- _What to do_:
How many lines of the entries below include the word "true"? Answer with the number alone.

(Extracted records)
** start **

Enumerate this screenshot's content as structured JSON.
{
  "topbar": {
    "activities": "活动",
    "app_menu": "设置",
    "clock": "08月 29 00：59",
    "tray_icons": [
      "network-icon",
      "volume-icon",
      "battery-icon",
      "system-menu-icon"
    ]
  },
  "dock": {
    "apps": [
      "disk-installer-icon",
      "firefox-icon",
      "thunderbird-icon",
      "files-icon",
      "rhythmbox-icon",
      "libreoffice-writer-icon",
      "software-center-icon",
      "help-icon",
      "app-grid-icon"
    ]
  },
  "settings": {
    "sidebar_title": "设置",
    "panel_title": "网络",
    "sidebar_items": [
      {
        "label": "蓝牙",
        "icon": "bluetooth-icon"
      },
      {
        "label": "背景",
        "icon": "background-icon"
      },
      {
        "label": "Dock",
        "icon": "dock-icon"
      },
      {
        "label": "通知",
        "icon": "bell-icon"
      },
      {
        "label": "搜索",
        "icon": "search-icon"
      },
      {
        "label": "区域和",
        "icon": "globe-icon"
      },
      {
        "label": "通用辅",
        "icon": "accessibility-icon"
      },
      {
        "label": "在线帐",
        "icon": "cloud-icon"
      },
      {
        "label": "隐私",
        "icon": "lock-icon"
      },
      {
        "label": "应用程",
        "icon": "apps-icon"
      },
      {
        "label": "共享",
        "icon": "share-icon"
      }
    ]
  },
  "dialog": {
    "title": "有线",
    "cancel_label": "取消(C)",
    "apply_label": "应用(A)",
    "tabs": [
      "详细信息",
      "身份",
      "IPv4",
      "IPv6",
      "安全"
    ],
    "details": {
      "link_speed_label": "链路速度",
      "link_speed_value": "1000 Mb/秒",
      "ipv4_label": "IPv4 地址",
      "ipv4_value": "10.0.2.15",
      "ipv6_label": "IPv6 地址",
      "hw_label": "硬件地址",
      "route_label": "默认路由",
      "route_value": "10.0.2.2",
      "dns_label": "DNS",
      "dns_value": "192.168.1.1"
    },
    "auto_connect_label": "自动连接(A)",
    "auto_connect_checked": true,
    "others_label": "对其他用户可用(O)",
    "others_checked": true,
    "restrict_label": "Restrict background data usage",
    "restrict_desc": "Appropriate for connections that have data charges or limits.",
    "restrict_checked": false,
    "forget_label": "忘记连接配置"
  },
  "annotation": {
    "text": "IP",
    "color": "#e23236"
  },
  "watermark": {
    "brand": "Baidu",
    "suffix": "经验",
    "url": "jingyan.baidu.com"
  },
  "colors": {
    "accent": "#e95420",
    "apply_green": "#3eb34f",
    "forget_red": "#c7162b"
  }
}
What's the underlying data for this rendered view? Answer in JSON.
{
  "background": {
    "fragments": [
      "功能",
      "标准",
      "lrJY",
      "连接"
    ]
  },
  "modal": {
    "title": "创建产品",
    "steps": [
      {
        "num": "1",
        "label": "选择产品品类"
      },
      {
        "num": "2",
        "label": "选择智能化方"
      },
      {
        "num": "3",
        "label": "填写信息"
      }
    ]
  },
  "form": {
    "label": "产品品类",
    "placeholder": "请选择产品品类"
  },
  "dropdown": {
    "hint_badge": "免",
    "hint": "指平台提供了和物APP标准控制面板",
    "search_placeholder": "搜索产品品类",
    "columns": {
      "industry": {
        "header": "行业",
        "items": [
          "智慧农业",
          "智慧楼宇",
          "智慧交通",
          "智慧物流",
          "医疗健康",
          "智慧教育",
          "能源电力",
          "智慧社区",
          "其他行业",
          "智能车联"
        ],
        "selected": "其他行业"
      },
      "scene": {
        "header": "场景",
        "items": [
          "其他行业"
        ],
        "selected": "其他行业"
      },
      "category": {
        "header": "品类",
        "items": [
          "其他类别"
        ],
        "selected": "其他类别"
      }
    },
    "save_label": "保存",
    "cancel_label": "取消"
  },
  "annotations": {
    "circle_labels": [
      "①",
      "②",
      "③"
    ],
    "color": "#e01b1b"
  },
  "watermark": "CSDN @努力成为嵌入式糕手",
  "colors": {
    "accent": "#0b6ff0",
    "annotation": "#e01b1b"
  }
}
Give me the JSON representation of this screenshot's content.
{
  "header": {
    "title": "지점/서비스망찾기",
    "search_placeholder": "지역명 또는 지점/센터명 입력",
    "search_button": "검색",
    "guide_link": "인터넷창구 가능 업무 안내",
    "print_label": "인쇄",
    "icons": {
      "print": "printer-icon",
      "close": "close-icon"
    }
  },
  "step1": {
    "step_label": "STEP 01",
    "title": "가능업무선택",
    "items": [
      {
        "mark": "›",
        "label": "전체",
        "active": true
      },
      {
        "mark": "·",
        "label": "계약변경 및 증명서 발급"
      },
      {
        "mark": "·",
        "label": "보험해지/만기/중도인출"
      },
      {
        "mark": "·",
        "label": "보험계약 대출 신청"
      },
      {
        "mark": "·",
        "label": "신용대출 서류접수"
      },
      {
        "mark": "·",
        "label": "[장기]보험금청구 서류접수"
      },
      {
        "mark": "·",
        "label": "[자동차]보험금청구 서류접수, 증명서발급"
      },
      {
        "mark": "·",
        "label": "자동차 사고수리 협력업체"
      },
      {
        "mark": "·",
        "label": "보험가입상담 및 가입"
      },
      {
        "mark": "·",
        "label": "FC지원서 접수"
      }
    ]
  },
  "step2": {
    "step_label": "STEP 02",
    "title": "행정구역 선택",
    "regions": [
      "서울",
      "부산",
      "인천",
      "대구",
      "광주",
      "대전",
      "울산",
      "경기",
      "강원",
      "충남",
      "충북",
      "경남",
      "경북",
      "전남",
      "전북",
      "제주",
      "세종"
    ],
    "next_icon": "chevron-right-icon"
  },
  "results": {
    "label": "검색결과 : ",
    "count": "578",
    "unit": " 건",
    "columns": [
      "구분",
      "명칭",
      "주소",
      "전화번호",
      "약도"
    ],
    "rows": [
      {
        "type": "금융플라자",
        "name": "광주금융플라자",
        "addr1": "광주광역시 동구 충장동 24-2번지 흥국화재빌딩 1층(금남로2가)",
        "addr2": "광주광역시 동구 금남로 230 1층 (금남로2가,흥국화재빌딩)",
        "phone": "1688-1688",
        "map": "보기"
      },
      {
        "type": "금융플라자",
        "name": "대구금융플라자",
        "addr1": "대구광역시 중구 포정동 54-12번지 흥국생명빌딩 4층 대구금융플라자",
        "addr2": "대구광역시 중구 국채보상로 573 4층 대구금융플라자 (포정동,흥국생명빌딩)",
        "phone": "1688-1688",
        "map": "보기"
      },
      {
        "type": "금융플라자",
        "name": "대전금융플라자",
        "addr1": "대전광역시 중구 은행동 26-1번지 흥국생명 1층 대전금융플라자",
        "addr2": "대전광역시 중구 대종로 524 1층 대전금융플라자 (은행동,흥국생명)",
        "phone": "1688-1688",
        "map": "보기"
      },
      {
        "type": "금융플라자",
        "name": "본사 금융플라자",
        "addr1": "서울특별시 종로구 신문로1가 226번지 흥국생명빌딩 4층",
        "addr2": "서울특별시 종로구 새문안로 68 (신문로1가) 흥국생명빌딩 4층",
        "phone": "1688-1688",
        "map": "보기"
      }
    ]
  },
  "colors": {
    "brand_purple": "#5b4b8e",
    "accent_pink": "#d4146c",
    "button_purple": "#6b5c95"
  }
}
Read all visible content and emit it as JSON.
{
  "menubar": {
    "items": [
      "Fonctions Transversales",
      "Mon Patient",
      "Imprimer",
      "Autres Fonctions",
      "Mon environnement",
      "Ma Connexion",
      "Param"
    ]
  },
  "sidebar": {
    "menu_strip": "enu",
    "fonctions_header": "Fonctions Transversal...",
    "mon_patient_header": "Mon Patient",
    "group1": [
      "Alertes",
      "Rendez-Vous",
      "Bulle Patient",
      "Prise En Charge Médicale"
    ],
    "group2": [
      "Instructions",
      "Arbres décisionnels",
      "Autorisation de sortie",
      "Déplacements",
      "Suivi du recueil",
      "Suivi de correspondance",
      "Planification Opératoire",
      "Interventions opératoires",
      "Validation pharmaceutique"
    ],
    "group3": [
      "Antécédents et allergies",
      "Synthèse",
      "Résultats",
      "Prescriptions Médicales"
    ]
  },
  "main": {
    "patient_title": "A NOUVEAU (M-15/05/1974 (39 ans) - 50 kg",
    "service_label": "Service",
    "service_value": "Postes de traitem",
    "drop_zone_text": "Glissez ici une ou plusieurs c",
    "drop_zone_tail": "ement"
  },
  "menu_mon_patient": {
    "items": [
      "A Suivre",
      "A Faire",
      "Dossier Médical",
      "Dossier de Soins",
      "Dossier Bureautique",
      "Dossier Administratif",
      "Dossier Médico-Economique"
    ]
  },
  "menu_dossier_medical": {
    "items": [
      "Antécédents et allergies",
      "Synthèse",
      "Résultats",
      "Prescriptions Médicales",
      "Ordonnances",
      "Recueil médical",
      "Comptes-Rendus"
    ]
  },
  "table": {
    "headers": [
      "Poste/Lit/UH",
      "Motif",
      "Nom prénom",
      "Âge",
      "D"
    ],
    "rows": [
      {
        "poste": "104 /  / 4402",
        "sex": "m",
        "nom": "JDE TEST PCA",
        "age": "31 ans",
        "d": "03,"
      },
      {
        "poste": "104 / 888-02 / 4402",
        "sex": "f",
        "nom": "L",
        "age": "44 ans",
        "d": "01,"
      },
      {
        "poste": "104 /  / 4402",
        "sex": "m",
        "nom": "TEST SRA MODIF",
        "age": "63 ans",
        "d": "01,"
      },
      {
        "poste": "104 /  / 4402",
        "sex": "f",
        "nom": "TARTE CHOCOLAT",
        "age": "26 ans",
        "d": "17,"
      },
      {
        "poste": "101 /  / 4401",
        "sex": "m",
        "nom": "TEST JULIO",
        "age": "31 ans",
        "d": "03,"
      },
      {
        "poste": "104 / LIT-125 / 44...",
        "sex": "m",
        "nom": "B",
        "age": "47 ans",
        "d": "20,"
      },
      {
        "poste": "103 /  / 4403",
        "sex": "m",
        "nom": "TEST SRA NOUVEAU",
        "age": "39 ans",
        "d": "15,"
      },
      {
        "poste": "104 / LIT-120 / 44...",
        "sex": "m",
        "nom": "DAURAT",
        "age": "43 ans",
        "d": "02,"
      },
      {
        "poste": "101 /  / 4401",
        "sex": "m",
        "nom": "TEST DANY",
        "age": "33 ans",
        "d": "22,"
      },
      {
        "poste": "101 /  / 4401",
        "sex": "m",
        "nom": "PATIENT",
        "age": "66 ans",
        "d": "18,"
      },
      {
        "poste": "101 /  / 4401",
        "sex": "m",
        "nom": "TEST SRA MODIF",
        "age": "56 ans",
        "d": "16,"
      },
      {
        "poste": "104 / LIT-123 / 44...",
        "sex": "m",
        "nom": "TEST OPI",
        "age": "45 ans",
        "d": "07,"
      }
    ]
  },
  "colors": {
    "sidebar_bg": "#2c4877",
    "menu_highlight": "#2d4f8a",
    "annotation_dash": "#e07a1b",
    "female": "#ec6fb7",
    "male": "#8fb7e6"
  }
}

** end **

- _Output of the task_:
3